**Exercise directions:** Search the material below for the string "Extract" and list each line that holds it.

**Data excerpts:**
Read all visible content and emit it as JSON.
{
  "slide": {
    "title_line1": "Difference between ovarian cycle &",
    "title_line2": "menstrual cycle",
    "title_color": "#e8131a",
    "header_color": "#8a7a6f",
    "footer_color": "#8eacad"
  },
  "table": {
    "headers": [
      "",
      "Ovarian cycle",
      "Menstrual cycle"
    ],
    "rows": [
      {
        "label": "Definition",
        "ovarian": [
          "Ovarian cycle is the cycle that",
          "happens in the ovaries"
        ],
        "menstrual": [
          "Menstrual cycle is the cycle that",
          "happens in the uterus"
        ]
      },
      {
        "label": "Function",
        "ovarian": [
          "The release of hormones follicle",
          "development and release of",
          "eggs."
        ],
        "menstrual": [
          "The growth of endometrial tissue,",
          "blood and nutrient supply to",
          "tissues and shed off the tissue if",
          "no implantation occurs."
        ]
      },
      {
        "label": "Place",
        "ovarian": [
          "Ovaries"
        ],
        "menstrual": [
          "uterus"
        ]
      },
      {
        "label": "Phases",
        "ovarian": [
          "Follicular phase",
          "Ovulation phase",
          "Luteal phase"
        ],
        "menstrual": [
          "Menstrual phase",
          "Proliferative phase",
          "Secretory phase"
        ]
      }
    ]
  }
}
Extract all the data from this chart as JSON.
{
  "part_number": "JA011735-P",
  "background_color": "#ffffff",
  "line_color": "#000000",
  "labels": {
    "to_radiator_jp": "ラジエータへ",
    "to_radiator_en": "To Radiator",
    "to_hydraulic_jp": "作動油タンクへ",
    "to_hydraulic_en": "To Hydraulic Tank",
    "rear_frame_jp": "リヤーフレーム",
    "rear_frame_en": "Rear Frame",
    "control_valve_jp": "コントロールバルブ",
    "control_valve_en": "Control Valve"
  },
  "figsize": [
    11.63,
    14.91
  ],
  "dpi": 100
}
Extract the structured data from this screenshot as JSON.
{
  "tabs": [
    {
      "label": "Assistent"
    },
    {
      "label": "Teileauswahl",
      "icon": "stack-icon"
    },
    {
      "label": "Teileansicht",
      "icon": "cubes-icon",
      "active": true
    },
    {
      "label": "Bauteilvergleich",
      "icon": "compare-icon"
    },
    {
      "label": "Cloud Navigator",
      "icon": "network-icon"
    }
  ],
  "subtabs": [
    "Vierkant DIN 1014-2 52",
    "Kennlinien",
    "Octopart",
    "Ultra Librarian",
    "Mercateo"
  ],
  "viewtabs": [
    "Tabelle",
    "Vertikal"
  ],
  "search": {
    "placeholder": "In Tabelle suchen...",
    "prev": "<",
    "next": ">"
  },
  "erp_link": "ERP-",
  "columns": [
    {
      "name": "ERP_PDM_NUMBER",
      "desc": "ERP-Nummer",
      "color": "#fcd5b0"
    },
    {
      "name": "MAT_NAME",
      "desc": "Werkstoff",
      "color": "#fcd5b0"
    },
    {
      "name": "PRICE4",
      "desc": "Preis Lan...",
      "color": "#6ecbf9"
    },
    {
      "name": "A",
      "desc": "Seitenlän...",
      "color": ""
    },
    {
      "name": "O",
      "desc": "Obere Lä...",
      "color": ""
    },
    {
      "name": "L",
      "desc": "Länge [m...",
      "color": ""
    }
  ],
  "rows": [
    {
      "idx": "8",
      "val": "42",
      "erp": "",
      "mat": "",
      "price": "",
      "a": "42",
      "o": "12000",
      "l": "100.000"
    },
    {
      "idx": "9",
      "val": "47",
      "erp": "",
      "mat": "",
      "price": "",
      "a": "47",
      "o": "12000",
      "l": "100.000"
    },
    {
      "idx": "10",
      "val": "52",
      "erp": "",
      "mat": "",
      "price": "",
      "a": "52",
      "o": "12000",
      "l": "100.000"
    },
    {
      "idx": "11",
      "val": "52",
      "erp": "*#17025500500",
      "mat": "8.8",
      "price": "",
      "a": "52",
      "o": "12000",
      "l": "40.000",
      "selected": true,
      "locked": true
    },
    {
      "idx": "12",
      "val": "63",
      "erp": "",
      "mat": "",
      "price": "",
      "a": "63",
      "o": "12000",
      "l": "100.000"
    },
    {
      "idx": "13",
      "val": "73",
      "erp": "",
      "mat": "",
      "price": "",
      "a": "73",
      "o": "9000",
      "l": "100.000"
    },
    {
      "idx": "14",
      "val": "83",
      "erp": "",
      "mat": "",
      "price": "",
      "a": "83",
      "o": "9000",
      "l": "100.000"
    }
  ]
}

**In response:**
Extract all the data from this chart as JSON.
Extract the structured data from this screenshot as JSON.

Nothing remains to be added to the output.